(DATA FOR REVIEW begins)

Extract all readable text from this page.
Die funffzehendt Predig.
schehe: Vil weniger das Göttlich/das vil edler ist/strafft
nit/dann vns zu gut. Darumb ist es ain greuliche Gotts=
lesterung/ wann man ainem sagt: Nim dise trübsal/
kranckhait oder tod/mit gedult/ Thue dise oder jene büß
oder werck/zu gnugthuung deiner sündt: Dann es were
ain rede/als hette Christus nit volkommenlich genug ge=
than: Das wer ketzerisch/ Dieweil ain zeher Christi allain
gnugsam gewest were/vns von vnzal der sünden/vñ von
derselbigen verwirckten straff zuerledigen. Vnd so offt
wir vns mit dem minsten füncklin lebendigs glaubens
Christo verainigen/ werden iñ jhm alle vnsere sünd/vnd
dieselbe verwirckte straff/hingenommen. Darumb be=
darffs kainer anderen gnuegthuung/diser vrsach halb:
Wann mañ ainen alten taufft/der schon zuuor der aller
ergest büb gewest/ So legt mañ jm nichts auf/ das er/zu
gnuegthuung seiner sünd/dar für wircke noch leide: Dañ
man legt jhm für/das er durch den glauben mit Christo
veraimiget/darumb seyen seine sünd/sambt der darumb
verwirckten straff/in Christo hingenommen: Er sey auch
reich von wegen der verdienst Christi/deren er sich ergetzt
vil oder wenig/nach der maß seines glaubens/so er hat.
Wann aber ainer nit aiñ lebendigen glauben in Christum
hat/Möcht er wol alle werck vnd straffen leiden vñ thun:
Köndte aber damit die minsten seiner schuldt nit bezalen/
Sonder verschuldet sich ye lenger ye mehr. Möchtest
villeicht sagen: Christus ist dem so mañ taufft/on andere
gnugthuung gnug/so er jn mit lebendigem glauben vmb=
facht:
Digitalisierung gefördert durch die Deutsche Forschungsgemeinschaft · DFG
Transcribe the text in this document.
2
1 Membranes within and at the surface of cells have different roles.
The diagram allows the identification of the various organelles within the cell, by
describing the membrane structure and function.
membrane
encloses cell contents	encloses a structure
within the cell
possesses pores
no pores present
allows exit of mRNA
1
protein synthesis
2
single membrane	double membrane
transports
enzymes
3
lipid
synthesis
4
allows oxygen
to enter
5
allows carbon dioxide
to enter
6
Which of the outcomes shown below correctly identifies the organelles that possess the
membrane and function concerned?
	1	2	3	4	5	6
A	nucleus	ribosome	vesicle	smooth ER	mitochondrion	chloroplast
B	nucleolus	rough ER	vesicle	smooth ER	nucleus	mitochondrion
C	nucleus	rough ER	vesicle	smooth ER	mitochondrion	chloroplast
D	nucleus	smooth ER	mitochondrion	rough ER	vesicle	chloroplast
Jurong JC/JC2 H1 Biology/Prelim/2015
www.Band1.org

(DATA FOR REVIEW ends)

• [WHAT TO PRODUCE]:
In the data, how many lines hold the word "hingenommen"? State that number alone.

• [TASK RESPONSE]:
2